YOUR TASK: Every line below should be copied exactly; drop the pictures.

WORKING DATA:

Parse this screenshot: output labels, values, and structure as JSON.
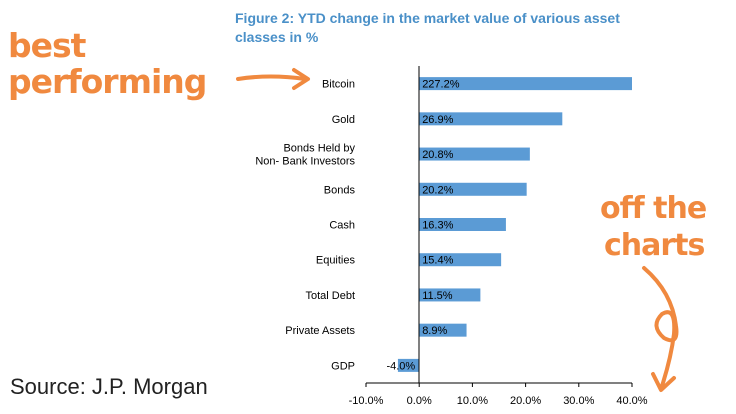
{
  "annotations": {
    "best_line1": "best",
    "best_line2": "performing",
    "off_line1": "off the",
    "off_line2": "charts",
    "accent_color": "#f0893f"
  },
  "source": "Source: J.P. Morgan",
  "chart_data": {
    "type": "bar",
    "orientation": "horizontal",
    "title": "Figure 2: YTD change in the market value of various asset classes in %",
    "categories": [
      "Bitcoin",
      "Gold",
      "Bonds Held by Non- Bank Investors",
      "Bonds",
      "Cash",
      "Equities",
      "Total Debt",
      "Private Assets",
      "GDP"
    ],
    "category_lines": [
      [
        "Bitcoin"
      ],
      [
        "Gold"
      ],
      [
        "Bonds Held by",
        "Non- Bank Investors"
      ],
      [
        "Bonds"
      ],
      [
        "Cash"
      ],
      [
        "Equities"
      ],
      [
        "Total Debt"
      ],
      [
        "Private Assets"
      ],
      [
        "GDP"
      ]
    ],
    "values": [
      227.2,
      26.9,
      20.8,
      20.2,
      16.3,
      15.4,
      11.5,
      8.9,
      -4.0
    ],
    "value_labels": [
      "227.2%",
      "26.9%",
      "20.8%",
      "20.2%",
      "16.3%",
      "15.4%",
      "11.5%",
      "8.9%",
      "-4.0%"
    ],
    "xlim": [
      -10,
      40
    ],
    "x_ticks": [
      -10,
      0,
      10,
      20,
      30,
      40
    ],
    "x_tick_labels": [
      "-10.0%",
      "0.0%",
      "10.0%",
      "20.0%",
      "30.0%",
      "40.0%"
    ],
    "bar_color": "#5b9bd5",
    "clipped_bar_value_display": 40,
    "grid": false,
    "xlabel": "",
    "ylabel": ""
  }
}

THE OUTPUT:
Parse this screenshot: output labels, values, and structure as JSON.
{
  "annotations": {
    "best_line1": "best",
    "best_line2": "performing",
    "off_line1": "off the",
    "off_line2": "charts",
    "accent_color": "#f0893f"
  },
  "source": "Source: J.P. Morgan",
  "chart_data": {
    "type": "bar",
    "orientation": "horizontal",
    "title": "Figure 2: YTD change in the market value of various asset classes in %",
    "categories": [
      "Bitcoin",
      "Gold",
      "Bonds Held by Non- Bank Investors",
      "Bonds",
      "Cash",
      "Equities",
      "Total Debt",
      "Private Assets",
      "GDP"
    ],
    "category_lines": [
      [
        "Bitcoin"
      ],
      [
        "Gold"
      ],
      [
        "Bonds Held by",
        "Non- Bank Investors"
      ],
      [
        "Bonds"
      ],
      [
        "Cash"
      ],
      [
        "Equities"
      ],
      [
        "Total Debt"
      ],
      [
        "Private Assets"
      ],
      [
        "GDP"
      ]
    ],
    "values": [
      227.2,
      26.9,
      20.8,
      20.2,
      16.3,
      15.4,
      11.5,
      8.9,
      -4.0
    ],
    "value_labels": [
      "227.2%",
      "26.9%",
      "20.8%",
      "20.2%",
      "16.3%",
      "15.4%",
      "11.5%",
      "8.9%",
      "-4.0%"
    ],
    "xlim": [
      -10,
      40
    ],
    "x_ticks": [
      -10,
      0,
      10,
      20,
      30,
      40
    ],
    "x_tick_labels": [
      "-10.0%",
      "0.0%",
      "10.0%",
      "20.0%",
      "30.0%",
      "40.0%"
    ],
    "bar_color": "#5b9bd5",
    "clipped_bar_value_display": 40,
    "grid": false,
    "xlabel": "",
    "ylabel": ""
  }
}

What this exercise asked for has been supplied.